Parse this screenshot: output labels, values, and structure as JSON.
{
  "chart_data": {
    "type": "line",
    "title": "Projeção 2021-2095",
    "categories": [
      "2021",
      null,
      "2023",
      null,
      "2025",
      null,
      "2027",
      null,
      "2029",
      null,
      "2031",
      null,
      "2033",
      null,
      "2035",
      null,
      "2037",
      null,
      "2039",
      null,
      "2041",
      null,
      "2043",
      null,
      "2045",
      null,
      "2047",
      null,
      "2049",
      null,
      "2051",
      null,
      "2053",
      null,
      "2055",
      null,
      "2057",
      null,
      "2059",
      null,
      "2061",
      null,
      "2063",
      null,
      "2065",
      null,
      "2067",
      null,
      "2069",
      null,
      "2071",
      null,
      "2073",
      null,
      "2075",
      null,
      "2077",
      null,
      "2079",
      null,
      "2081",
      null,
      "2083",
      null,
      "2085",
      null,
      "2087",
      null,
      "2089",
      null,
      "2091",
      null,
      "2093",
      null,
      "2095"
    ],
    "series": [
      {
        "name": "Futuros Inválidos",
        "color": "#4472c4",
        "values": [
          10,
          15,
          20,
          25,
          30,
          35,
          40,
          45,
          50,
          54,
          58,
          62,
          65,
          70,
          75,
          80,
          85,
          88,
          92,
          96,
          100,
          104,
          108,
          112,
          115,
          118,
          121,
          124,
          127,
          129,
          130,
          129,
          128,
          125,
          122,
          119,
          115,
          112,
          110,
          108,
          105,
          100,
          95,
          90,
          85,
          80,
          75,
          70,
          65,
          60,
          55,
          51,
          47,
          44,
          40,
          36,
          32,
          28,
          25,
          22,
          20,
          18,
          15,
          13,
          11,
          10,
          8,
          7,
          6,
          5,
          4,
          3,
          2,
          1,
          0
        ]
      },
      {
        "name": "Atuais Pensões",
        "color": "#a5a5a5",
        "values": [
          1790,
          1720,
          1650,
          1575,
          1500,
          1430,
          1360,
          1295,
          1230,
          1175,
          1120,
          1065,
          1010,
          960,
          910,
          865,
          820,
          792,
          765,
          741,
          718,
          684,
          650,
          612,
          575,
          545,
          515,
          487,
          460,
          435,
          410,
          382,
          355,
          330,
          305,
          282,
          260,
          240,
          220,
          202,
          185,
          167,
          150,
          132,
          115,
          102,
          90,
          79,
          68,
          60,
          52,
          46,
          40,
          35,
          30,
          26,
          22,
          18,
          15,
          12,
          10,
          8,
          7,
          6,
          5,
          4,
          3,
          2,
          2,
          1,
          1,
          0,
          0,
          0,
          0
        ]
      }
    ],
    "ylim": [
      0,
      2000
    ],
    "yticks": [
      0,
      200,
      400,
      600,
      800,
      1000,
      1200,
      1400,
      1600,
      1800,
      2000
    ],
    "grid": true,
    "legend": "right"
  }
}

AIM> Copy all lines from the material that contain "name".

THE REPLY>
        "name": "Futuros Inválidos",
        "name": "Atuais Pensões",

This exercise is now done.